#### [Work to do]
Identify each line holding the string "任务完成率" and copy it.

#### [Collected data]
<<<<

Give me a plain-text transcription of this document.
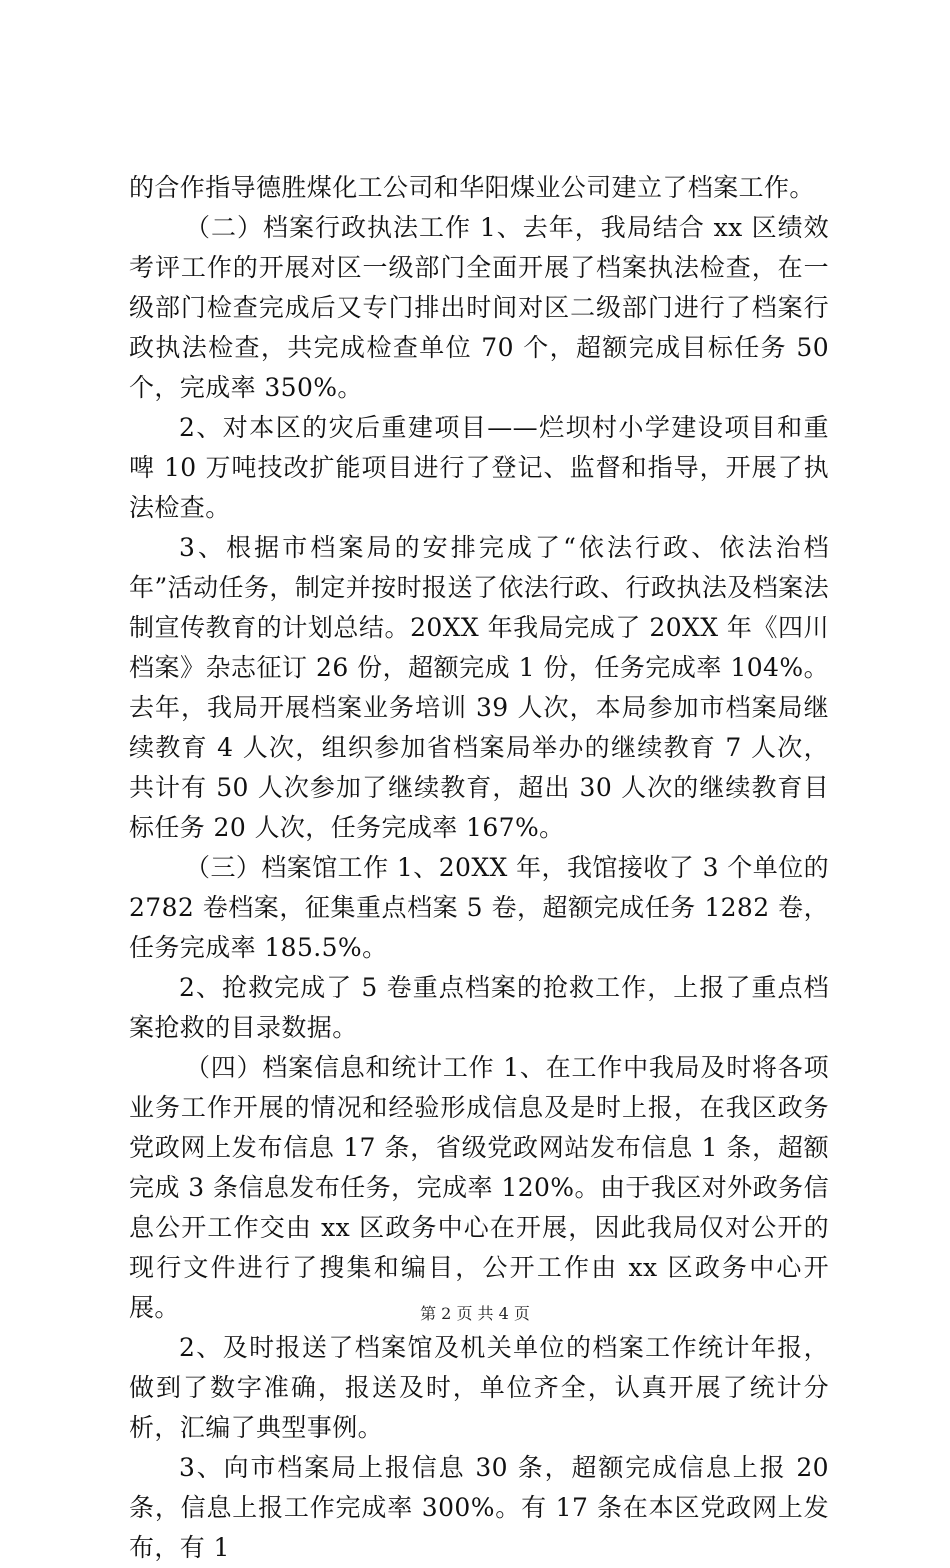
的合作指导德胜煤化工公司和华阳煤业公司建立了档案工作。

（二）档案行政执法工作 1、去年，我局结合 xx 区绩效考评工作的开展对区一级部门全面开展了档案执法检查，在一级部门检查完成后又专门排出时间对区二级部门进行了档案行政执法检查，共完成检查单位 70 个，超额完成目标任务 50 个，完成率 350%。

2、对本区的灾后重建项目——烂坝村小学建设项目和重啤 10 万吨技改扩能项目进行了登记、监督和指导，开展了执法检查。

3、根据市档案局的安排完成了“依法行政、依法治档年”活动任务，制定并按时报送了依法行政、行政执法及档案法制宣传教育的计划总结。20XX 年我局完成了 20XX 年《四川档案》杂志征订 26 份，超额完成 1 份，任务完成率 104%。去年，我局开展档案业务培训 39 人次，本局参加市档案局继续教育 4 人次，组织参加省档案局举办的继续教育 7 人次，共计有 50 人次参加了继续教育，超出 30 人次的继续教育目标任务 20 人次，任务完成率 167%。

（三）档案馆工作 1、20XX 年，我馆接收了 3 个单位的 2782 卷档案，征集重点档案 5 卷，超额完成任务 1282 卷，任务完成率 185.5%。

2、抢救完成了 5 卷重点档案的抢救工作，上报了重点档案抢救的目录数据。

（四）档案信息和统计工作 1、在工作中我局及时将各项业务工作开展的情况和经验形成信息及是时上报，在我区政务党政网上发布信息 17 条，省级党政网站发布信息 1 条，超额完成 3 条信息发布任务，完成率 120%。由于我区对外政务信息公开工作交由 xx 区政务中心在开展，因此我局仅对公开的现行文件进行了搜集和编目，公开工作由 xx 区政务中心开展。

2、及时报送了档案馆及机关单位的档案工作统计年报，做到了数字准确，报送及时，单位齐全，认真开展了统计分析，汇编了典型事例。

3、向市档案局上报信息 30 条，超额完成信息上报 20 条，信息上报工作完成率 300%。有 17 条在本区党政网上发布，有 1

第 2 页 共 4 页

>>>>

#### [The output]
3、根据市档案局的安排完成了“依法行政、依法治档年”活动任务，制定并按时报送了依法行政、行政执法及档案法制宣传教育的计划总结。20XX 年我局完成了 20XX 年《四川档案》杂志征订 26 份，超额完成 1 份，任务完成率 104%。去年，我局开展档案业务培训 39 人次，本局参加市档案局继续教育 4 人次，组织参加省档案局举办的继续教育 7 人次，共计有 50 人次参加了继续教育，超出 30 人次的继续教育目标任务 20 人次，任务完成率 167%。
（三）档案馆工作 1、20XX 年，我馆接收了 3 个单位的 2782 卷档案，征集重点档案 5 卷，超额完成任务 1282 卷，任务完成率 185.5%。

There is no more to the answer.